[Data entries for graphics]
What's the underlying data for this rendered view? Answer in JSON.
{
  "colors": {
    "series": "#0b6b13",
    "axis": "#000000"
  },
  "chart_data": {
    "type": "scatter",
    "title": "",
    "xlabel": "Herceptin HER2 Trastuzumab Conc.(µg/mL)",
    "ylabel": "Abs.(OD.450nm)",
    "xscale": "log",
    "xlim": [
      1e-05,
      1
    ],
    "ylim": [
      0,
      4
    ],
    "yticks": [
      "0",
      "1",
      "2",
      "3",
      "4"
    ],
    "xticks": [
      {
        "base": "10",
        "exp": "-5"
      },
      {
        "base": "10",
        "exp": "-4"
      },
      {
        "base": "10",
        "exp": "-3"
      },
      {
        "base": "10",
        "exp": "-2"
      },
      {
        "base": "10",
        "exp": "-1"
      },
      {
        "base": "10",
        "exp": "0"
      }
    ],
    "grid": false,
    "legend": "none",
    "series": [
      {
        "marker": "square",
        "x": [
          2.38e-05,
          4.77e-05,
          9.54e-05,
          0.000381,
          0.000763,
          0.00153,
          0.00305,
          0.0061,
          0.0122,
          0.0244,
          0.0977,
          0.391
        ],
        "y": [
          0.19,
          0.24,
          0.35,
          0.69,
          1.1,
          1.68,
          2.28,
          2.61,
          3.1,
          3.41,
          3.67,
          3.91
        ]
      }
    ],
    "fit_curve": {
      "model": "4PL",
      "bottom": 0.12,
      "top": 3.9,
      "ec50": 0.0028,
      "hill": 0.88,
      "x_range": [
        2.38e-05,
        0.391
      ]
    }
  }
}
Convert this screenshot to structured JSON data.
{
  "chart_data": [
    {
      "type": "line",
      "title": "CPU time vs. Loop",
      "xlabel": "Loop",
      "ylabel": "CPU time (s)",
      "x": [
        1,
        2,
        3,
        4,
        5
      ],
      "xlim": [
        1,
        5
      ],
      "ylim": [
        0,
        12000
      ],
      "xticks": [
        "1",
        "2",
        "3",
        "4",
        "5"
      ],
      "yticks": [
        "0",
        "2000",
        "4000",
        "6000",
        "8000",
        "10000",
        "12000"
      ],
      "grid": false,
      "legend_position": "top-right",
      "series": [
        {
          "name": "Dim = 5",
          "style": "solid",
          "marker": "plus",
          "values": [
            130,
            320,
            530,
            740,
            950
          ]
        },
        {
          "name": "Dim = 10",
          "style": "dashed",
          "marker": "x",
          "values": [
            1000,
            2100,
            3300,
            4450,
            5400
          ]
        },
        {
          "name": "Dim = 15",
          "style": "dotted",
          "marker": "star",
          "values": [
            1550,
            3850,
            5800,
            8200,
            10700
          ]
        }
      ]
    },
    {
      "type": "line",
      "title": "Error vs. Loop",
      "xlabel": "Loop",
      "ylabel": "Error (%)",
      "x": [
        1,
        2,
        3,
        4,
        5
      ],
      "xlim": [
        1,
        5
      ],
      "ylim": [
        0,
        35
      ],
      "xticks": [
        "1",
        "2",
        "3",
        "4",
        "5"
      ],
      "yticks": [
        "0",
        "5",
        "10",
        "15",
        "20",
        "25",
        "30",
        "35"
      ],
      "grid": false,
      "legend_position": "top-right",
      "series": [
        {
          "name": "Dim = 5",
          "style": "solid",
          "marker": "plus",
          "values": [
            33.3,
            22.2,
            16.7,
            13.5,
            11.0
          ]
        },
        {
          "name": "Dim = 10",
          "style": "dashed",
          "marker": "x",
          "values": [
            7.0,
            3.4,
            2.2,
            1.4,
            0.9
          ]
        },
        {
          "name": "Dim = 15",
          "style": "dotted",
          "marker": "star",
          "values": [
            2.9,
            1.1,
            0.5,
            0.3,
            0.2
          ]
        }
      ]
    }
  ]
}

- Given exercise: Give an exact repetition of all the material.

- Answer for this exercise:
What's the underlying data for this rendered view? Answer in JSON.
{
  "colors": {
    "series": "#0b6b13",
    "axis": "#000000"
  },
  "chart_data": {
    "type": "scatter",
    "title": "",
    "xlabel": "Herceptin HER2 Trastuzumab Conc.(µg/mL)",
    "ylabel": "Abs.(OD.450nm)",
    "xscale": "log",
    "xlim": [
      1e-05,
      1
    ],
    "ylim": [
      0,
      4
    ],
    "yticks": [
      "0",
      "1",
      "2",
      "3",
      "4"
    ],
    "xticks": [
      {
        "base": "10",
        "exp": "-5"
      },
      {
        "base": "10",
        "exp": "-4"
      },
      {
        "base": "10",
        "exp": "-3"
      },
      {
        "base": "10",
        "exp": "-2"
      },
      {
        "base": "10",
        "exp": "-1"
      },
      {
        "base": "10",
        "exp": "0"
      }
    ],
    "grid": false,
    "legend": "none",
    "series": [
      {
        "marker": "square",
        "x": [
          2.38e-05,
          4.77e-05,
          9.54e-05,
          0.000381,
          0.000763,
          0.00153,
          0.00305,
          0.0061,
          0.0122,
          0.0244,
          0.0977,
          0.391
        ],
        "y": [
          0.19,
          0.24,
          0.35,
          0.69,
          1.1,
          1.68,
          2.28,
          2.61,
          3.1,
          3.41,
          3.67,
          3.91
        ]
      }
    ],
    "fit_curve": {
      "model": "4PL",
      "bottom": 0.12,
      "top": 3.9,
      "ec50": 0.0028,
      "hill": 0.88,
      "x_range": [
        2.38e-05,
        0.391
      ]
    }
  }
}
Convert this screenshot to structured JSON data.
{
  "chart_data": [
    {
      "type": "line",
      "title": "CPU time vs. Loop",
      "xlabel": "Loop",
      "ylabel": "CPU time (s)",
      "x": [
        1,
        2,
        3,
        4,
        5
      ],
      "xlim": [
        1,
        5
      ],
      "ylim": [
        0,
        12000
      ],
      "xticks": [
        "1",
        "2",
        "3",
        "4",
        "5"
      ],
      "yticks": [
        "0",
        "2000",
        "4000",
        "6000",
        "8000",
        "10000",
        "12000"
      ],
      "grid": false,
      "legend_position": "top-right",
      "series": [
        {
          "name": "Dim = 5",
          "style": "solid",
          "marker": "plus",
          "values": [
            130,
            320,
            530,
            740,
            950
          ]
        },
        {
          "name": "Dim = 10",
          "style": "dashed",
          "marker": "x",
          "values": [
            1000,
            2100,
            3300,
            4450,
            5400
          ]
        },
        {
          "name": "Dim = 15",
          "style": "dotted",
          "marker": "star",
          "values": [
            1550,
            3850,
            5800,
            8200,
            10700
          ]
        }
      ]
    },
    {
      "type": "line",
      "title": "Error vs. Loop",
      "xlabel": "Loop",
      "ylabel": "Error (%)",
      "x": [
        1,
        2,
        3,
        4,
        5
      ],
      "xlim": [
        1,
        5
      ],
      "ylim": [
        0,
        35
      ],
      "xticks": [
        "1",
        "2",
        "3",
        "4",
        "5"
      ],
      "yticks": [
        "0",
        "5",
        "10",
        "15",
        "20",
        "25",
        "30",
        "35"
      ],
      "grid": false,
      "legend_position": "top-right",
      "series": [
        {
          "name": "Dim = 5",
          "style": "solid",
          "marker": "plus",
          "values": [
            33.3,
            22.2,
            16.7,
            13.5,
            11.0
          ]
        },
        {
          "name": "Dim = 10",
          "style": "dashed",
          "marker": "x",
          "values": [
            7.0,
            3.4,
            2.2,
            1.4,
            0.9
          ]
        },
        {
          "name": "Dim = 15",
          "style": "dotted",
          "marker": "star",
          "values": [
            2.9,
            1.1,
            0.5,
            0.3,
            0.2
          ]
        }
      ]
    }
  ]
}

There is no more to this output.